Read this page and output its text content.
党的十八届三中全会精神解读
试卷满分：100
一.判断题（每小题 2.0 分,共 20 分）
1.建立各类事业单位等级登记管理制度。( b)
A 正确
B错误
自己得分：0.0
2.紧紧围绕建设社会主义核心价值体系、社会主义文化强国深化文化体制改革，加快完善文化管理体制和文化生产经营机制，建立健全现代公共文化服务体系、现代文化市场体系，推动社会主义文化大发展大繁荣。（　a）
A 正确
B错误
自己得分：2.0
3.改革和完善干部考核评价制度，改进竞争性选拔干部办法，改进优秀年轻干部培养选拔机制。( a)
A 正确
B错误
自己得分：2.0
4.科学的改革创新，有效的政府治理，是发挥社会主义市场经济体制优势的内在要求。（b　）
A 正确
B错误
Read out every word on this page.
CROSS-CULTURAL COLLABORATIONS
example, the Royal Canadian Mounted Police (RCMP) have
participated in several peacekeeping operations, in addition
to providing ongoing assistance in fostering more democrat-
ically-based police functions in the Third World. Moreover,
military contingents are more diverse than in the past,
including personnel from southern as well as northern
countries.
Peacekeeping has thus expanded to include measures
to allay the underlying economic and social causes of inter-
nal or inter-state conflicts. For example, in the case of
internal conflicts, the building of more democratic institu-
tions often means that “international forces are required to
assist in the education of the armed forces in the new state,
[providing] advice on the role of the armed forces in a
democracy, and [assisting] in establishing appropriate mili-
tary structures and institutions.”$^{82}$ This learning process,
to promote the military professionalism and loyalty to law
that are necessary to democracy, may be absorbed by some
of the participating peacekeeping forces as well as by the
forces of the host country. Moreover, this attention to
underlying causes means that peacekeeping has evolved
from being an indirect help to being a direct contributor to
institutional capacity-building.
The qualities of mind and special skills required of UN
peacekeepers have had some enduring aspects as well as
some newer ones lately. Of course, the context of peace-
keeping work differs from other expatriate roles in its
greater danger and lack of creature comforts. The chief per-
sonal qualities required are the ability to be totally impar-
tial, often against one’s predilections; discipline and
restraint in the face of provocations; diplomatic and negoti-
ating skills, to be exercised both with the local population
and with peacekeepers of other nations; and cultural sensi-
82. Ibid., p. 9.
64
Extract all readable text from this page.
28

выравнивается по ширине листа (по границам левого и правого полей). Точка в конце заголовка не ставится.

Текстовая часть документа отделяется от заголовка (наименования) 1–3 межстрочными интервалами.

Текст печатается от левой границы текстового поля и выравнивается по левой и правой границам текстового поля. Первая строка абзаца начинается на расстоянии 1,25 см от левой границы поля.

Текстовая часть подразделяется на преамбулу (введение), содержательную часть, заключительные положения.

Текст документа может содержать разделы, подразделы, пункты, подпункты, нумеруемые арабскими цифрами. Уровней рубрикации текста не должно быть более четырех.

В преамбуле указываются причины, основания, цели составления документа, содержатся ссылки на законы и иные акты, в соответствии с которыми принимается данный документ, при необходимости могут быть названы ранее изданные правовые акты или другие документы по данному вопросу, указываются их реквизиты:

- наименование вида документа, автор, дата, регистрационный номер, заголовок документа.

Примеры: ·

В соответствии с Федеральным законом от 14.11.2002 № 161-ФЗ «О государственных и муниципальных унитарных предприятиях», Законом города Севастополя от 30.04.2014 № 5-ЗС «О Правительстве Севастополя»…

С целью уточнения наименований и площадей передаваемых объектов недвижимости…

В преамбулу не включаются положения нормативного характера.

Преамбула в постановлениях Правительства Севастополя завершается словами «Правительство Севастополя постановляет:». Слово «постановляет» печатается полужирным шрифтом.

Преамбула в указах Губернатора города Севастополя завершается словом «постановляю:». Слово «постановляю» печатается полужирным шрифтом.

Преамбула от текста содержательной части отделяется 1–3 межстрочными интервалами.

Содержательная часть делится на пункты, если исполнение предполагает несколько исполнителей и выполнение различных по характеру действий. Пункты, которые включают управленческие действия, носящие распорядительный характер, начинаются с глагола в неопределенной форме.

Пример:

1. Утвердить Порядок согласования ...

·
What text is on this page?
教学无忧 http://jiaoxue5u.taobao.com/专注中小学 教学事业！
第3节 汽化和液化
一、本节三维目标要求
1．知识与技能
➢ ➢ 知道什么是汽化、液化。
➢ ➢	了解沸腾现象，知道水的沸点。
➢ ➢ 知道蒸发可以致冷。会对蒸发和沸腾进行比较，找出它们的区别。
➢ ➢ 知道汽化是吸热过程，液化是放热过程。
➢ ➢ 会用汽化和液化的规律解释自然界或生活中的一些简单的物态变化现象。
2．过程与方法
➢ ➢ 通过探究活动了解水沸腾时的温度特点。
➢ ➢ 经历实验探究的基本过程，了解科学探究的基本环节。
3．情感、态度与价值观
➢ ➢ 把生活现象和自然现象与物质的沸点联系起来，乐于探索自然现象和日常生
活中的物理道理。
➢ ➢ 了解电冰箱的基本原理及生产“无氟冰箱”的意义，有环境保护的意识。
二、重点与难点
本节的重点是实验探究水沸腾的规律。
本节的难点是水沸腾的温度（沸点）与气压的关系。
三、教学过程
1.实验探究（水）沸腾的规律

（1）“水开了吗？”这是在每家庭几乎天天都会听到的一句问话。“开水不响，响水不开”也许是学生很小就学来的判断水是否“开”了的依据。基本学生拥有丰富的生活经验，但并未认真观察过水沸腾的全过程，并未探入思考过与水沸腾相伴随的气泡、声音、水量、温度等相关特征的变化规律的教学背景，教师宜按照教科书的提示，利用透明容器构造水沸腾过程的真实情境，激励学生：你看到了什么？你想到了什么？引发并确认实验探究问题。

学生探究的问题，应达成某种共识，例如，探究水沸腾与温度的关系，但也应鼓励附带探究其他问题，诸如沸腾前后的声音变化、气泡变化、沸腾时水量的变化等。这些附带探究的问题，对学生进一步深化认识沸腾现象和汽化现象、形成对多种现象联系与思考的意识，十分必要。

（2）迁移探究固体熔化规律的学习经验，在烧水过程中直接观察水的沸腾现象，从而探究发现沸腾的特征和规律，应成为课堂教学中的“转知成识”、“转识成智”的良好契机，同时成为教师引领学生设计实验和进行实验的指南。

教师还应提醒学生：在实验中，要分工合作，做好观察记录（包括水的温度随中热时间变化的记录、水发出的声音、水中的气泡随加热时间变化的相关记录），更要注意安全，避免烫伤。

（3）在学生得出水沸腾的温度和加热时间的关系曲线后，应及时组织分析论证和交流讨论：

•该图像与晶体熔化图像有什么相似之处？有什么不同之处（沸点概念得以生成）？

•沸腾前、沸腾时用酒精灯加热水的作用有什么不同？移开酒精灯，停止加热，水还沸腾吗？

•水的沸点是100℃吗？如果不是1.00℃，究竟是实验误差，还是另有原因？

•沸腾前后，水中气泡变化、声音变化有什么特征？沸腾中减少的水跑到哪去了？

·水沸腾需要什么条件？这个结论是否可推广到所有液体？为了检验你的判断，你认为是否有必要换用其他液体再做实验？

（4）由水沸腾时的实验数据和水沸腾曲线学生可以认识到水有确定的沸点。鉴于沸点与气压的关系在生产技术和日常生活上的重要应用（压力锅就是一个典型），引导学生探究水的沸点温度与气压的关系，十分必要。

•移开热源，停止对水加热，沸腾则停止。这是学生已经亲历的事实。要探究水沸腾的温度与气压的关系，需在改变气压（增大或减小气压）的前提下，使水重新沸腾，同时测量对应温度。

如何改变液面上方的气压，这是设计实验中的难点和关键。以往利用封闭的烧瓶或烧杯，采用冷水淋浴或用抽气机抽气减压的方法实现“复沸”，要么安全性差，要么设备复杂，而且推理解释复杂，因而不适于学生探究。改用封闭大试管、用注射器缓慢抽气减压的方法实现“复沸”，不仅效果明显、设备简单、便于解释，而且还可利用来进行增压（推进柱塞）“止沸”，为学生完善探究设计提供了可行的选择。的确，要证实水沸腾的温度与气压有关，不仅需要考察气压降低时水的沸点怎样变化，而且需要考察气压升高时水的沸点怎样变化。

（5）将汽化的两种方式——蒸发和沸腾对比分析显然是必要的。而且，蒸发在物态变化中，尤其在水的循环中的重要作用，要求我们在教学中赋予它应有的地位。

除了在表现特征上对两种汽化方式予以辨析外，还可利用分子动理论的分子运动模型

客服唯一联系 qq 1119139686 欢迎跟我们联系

- - - - -

● REQUIRED WORK:
Going through the entries above, report how many lines include the string "military". The number alone is the answer.

● RESULT BELOW:
2